Extracted data entries:
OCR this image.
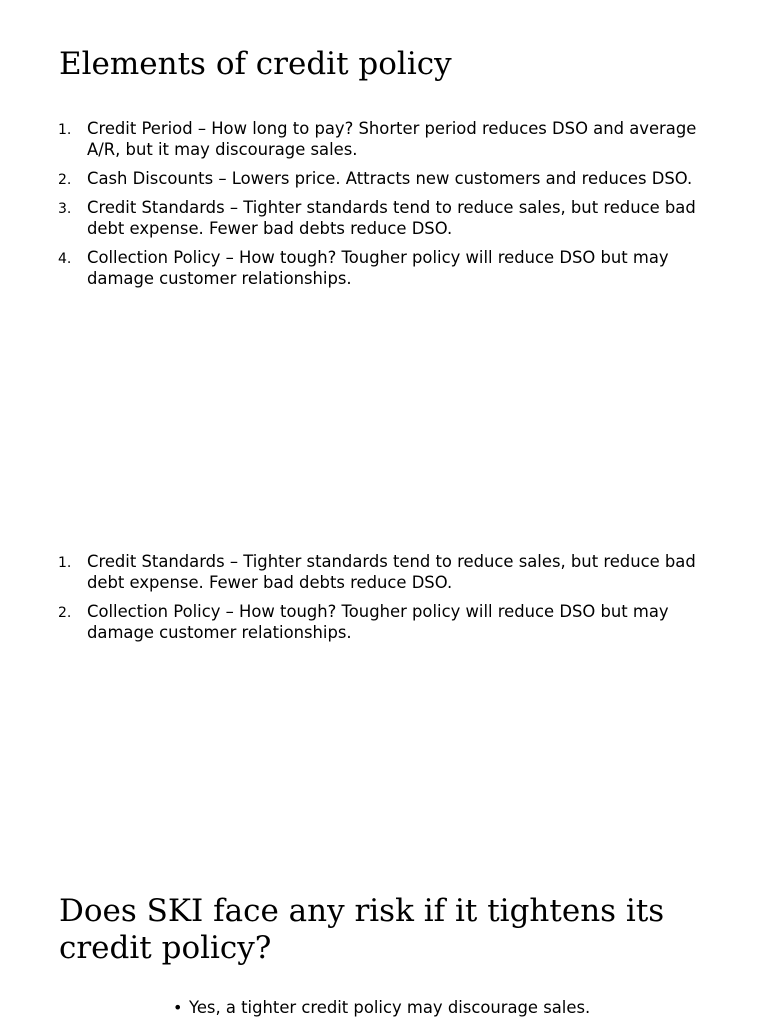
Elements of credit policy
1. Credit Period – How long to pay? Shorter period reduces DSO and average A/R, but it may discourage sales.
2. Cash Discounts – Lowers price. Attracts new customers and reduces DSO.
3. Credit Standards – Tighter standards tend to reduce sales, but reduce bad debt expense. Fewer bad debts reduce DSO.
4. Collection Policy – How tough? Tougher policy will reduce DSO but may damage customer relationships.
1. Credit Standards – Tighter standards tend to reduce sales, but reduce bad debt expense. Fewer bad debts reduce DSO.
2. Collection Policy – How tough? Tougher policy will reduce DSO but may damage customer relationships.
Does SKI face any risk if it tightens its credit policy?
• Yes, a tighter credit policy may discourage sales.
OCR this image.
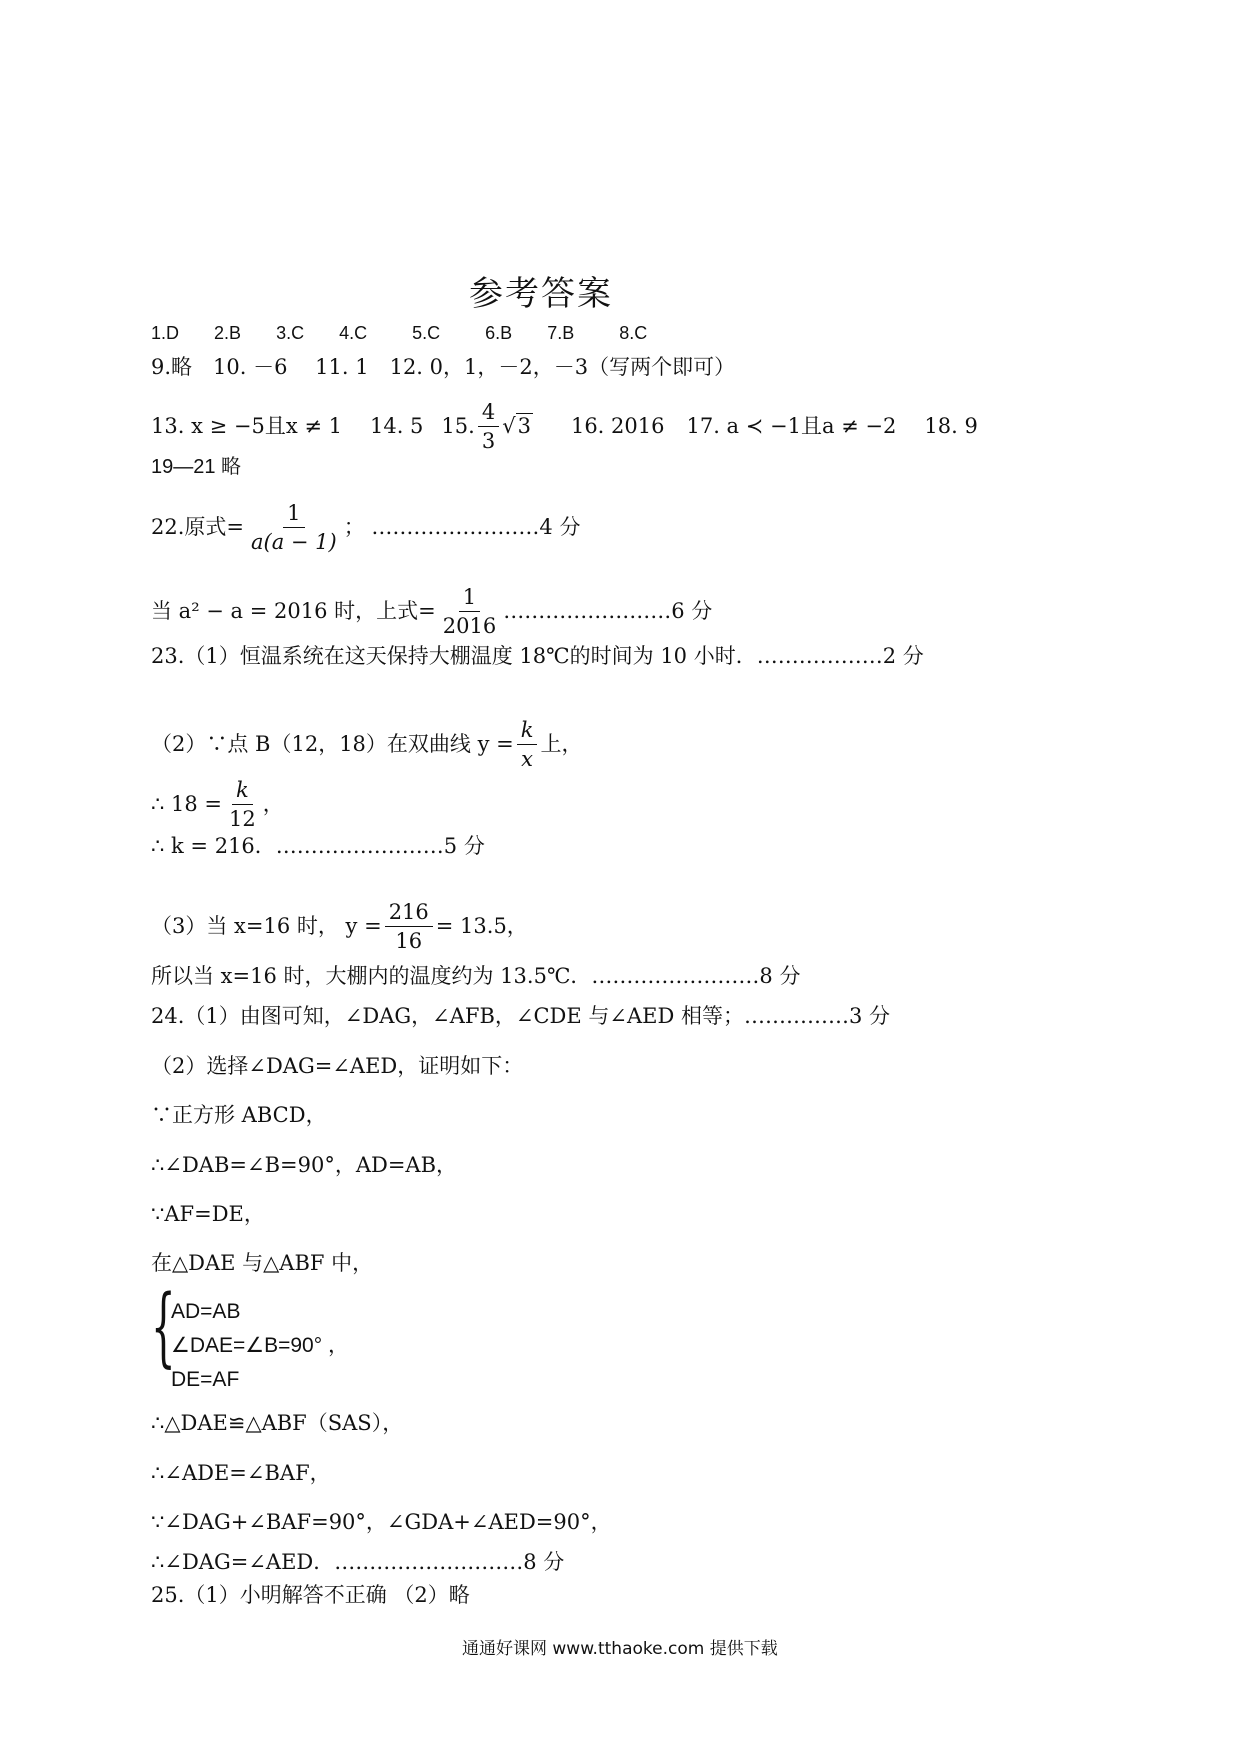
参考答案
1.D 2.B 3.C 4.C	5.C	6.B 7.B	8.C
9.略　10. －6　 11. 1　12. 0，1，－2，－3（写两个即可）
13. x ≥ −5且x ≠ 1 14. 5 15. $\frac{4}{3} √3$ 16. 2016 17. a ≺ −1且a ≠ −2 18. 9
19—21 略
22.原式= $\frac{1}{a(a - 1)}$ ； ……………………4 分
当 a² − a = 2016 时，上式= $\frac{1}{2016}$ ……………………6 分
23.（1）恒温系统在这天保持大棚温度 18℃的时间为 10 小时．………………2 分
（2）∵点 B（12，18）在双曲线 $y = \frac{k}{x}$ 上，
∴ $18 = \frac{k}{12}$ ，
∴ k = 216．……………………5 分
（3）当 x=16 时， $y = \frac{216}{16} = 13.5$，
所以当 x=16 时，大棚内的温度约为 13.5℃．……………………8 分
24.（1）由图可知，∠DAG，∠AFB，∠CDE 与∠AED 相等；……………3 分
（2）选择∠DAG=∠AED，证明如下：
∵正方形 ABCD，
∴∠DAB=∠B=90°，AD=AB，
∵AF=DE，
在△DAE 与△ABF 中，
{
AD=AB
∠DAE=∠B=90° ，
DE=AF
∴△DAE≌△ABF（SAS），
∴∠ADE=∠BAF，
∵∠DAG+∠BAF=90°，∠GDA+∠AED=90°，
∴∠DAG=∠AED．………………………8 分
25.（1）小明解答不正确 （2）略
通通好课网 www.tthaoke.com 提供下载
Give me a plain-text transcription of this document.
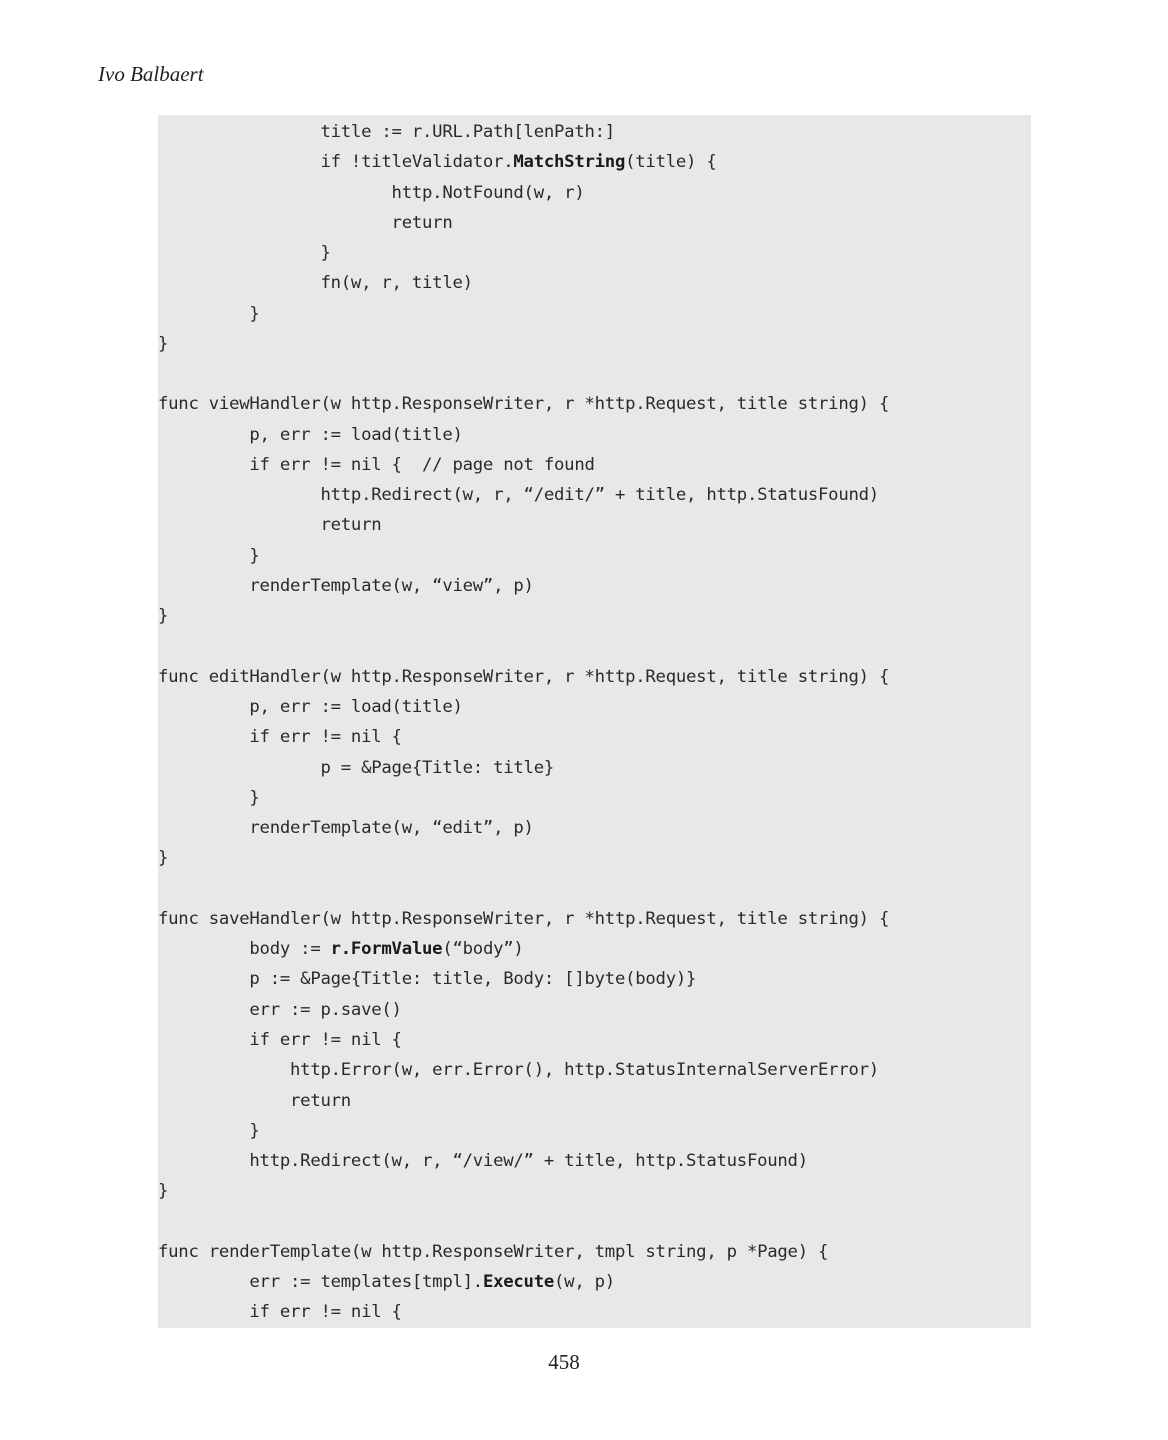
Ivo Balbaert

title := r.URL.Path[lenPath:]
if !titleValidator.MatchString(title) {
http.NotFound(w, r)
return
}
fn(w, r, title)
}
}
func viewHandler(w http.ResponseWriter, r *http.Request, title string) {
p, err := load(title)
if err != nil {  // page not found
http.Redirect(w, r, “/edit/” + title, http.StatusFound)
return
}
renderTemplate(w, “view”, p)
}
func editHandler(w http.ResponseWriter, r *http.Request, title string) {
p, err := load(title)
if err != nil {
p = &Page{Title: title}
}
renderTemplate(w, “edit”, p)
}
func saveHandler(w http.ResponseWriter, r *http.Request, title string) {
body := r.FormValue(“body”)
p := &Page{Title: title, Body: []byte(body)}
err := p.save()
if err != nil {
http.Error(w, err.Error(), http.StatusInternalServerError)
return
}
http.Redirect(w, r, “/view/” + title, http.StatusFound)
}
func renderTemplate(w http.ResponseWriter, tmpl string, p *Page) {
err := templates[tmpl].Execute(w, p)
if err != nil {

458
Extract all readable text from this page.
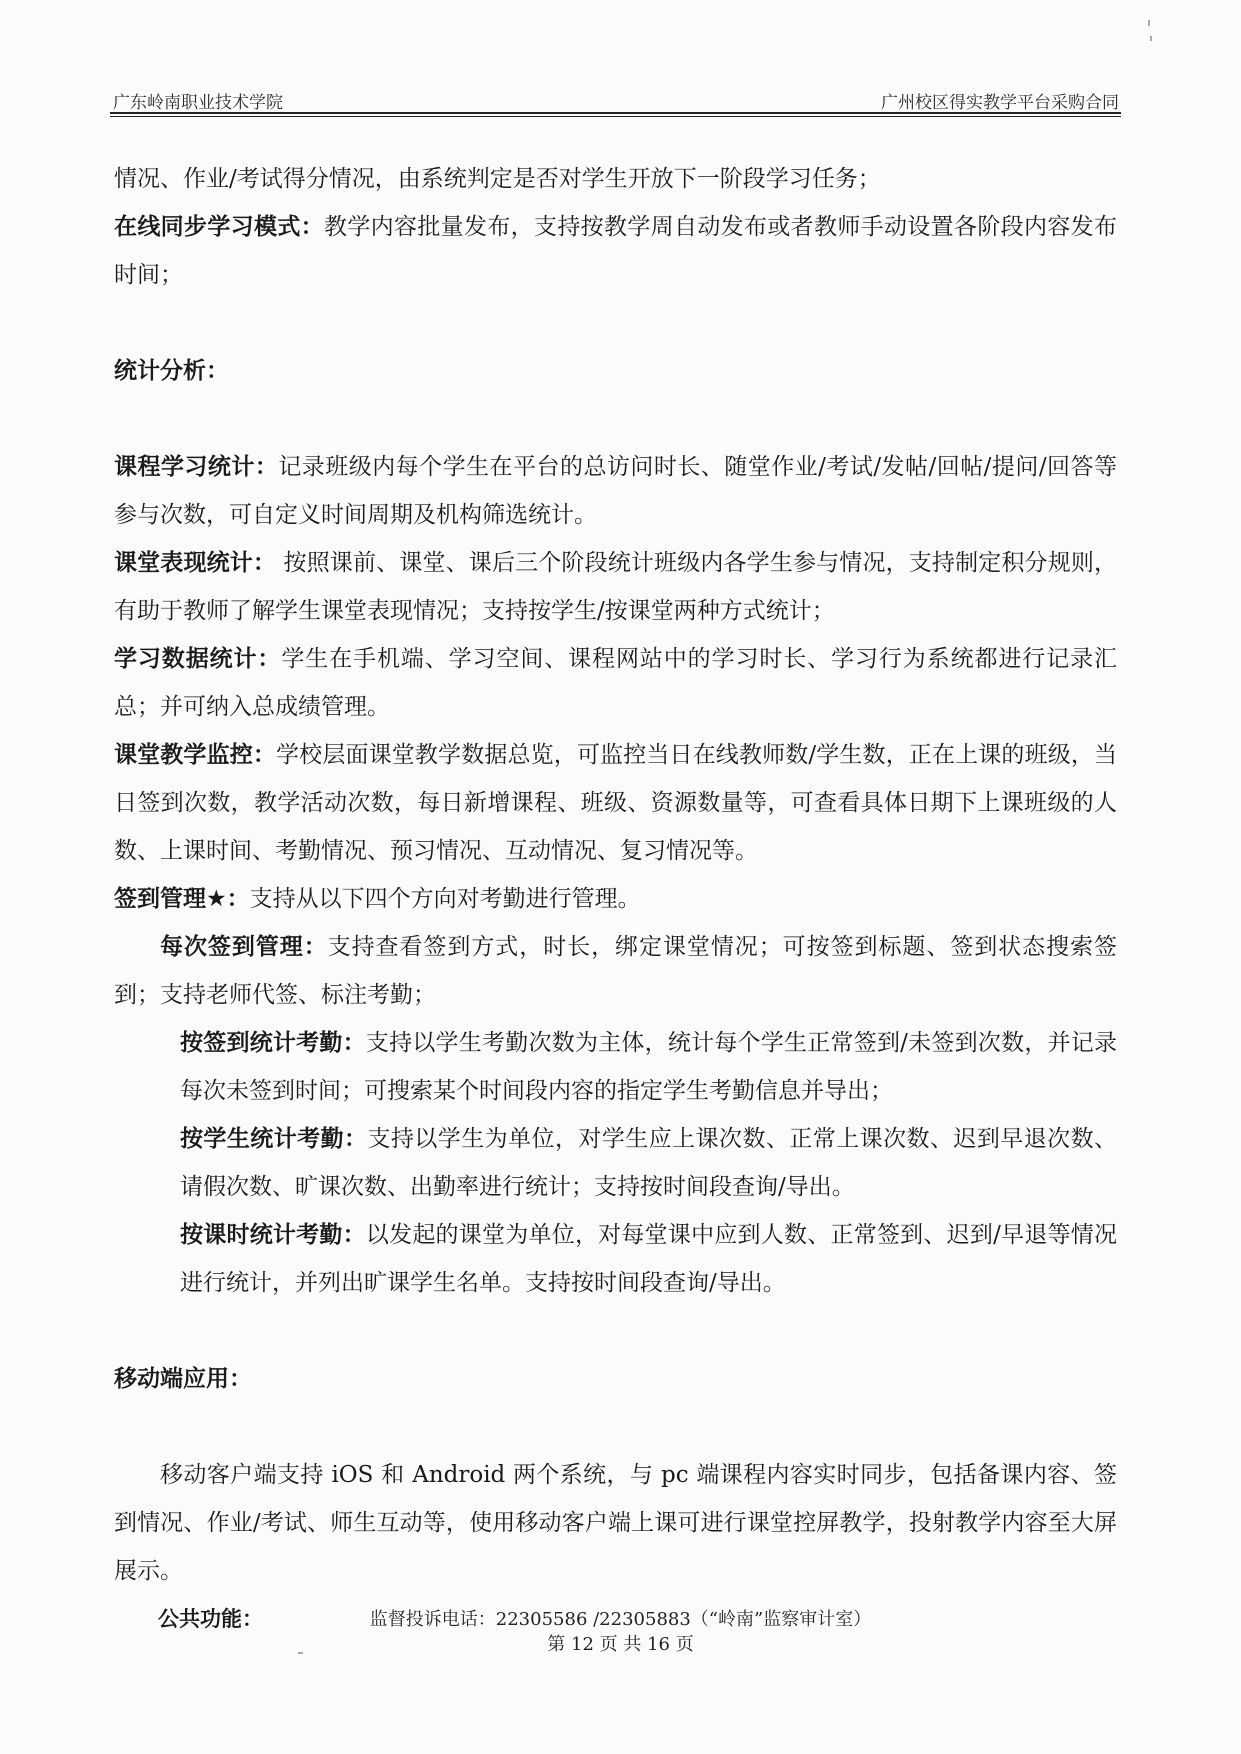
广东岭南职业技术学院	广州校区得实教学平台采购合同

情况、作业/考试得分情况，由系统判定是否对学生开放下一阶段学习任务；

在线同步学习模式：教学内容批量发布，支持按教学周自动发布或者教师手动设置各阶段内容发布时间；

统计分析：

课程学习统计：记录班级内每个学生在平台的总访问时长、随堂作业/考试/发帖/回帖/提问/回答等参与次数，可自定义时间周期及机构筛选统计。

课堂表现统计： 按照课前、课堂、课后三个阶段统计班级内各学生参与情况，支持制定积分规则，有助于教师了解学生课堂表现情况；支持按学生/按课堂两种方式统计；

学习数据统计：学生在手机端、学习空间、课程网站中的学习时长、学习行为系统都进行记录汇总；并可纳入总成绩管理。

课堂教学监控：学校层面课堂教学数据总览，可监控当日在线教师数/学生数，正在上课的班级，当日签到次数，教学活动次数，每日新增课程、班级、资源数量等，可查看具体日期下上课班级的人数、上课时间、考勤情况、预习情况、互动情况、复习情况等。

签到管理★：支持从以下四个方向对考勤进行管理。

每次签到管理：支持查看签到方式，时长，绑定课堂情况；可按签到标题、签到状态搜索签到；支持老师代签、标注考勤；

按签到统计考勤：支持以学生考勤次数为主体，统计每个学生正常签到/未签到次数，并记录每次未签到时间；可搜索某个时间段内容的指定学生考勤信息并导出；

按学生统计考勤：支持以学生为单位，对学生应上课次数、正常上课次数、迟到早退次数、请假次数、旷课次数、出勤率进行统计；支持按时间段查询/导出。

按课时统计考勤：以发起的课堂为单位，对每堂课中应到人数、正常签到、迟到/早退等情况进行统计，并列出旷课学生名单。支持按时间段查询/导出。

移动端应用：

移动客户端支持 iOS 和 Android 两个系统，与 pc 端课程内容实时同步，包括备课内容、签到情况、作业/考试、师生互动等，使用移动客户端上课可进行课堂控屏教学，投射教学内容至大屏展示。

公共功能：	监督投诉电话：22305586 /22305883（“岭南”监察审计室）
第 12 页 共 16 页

Given exercise: State the number of lines in these entries that include the string "tend". Provide nothing beyond that number.

Worked solution: 2